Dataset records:
------------------------------
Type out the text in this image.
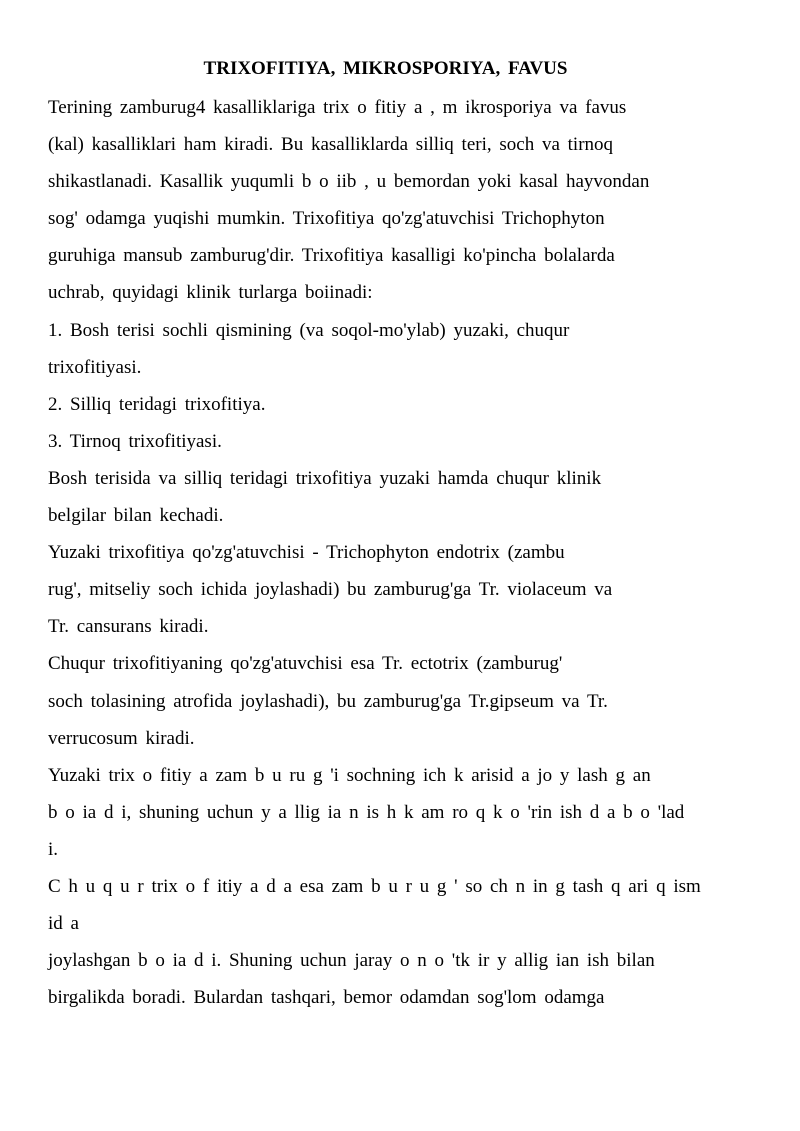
TRIXOFITIYA, MIKROSPORIYA, FAVUS
Terining zamburug4 kasalliklariga trix o fitiy a , m ikrosporiya va favus
(kal) kasalliklari ham kiradi. Bu kasalliklarda silliq teri, soch va tirnoq
shikastlanadi. Kasallik yuqumli b o iib , u bemordan yoki kasal hayvondan
sog' odamga yuqishi mumkin. Trixofitiya qo'zg'atuvchisi Trichophyton
guruhiga mansub zamburug'dir. Trixofitiya kasalligi ko'pincha bolalarda
uchrab, quyidagi klinik turlarga boiinadi:
1. Bosh terisi sochli qismining (va soqol-mo'ylab) yuzaki, chuqur
trixofitiyasi.
2. Silliq teridagi trixofitiya.
3. Tirnoq trixofitiyasi.
Bosh terisida va silliq teridagi trixofitiya yuzaki hamda chuqur klinik
belgilar bilan kechadi.
Yuzaki trixofitiya qo'zg'atuvchisi - Trichophyton endotrix (zambu
rug', mitseliy soch ichida joylashadi) bu zamburug'ga Tr. violaceum va
Tr. cansurans kiradi.
Chuqur trixofitiyaning qo'zg'atuvchisi esa Tr. ectotrix (zamburug'
soch tolasining atrofida joylashadi), bu zamburug'ga Tr.gipseum va Tr.
verrucosum kiradi.
Yuzaki trix o fitiy a zam b u ru g 'i sochning ich k arisid a jo y lash g an
b o ia d i, shuning uchun y a llig ia n is h k am ro q k o 'rin ish d a b o 'lad
i.
C h u q u r trix o f itiy a d a esa zam b u r u g ' so ch n in g tash q ari q ism
id a
joylashgan b o ia d i. Shuning uchun jaray o n o 'tk ir y allig ian ish bilan
birgalikda boradi. Bulardan tashqari, bemor odamdan sog'lom odamga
------------------------------
WHAT YOU SHOULD DO: Identify the lines of the data that contain the word "kiradi". Copy each of them.

REPLY:
(kal) kasalliklari ham kiradi. Bu kasalliklarda silliq teri, soch va tirnoq
Tr. cansurans kiradi.
verrucosum kiradi.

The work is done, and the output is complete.